---- Material for this task

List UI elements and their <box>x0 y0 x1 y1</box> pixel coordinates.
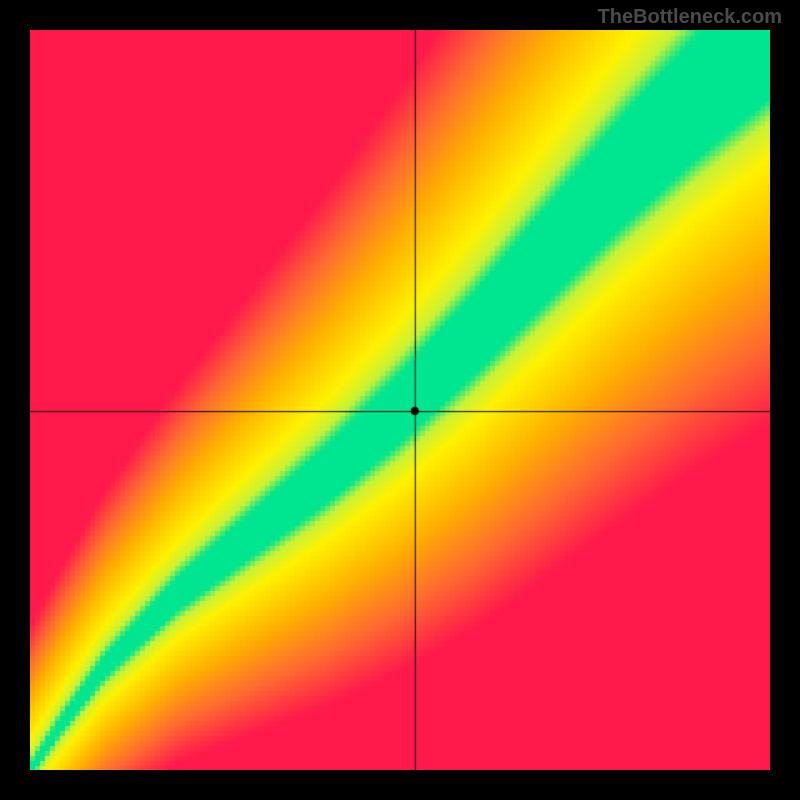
heatmap-plot-area <box>30 30 770 770</box>
bottleneck-heatmap <box>30 30 770 770</box>
watermark-text: TheBottleneck.com <box>598 6 782 29</box>
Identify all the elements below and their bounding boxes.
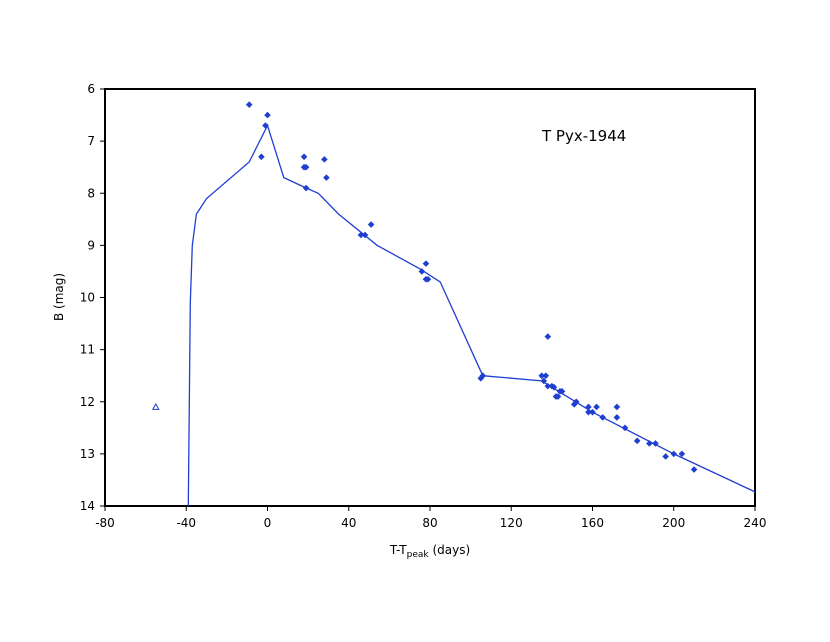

--------

Rewrite the text of every item with "elements" replaced by "components" throughout, changing nothing else, and leave the pictures out.

List UI components and their <box>x0 y0 x1 y1</box> pixel coordinates.
heatmap-plot-area <box>30 30 770 770</box>
bottleneck-heatmap <box>30 30 770 770</box>
watermark-text: TheBottleneck.com <box>598 6 782 29</box>
Identify all the components below and their bounding boxes.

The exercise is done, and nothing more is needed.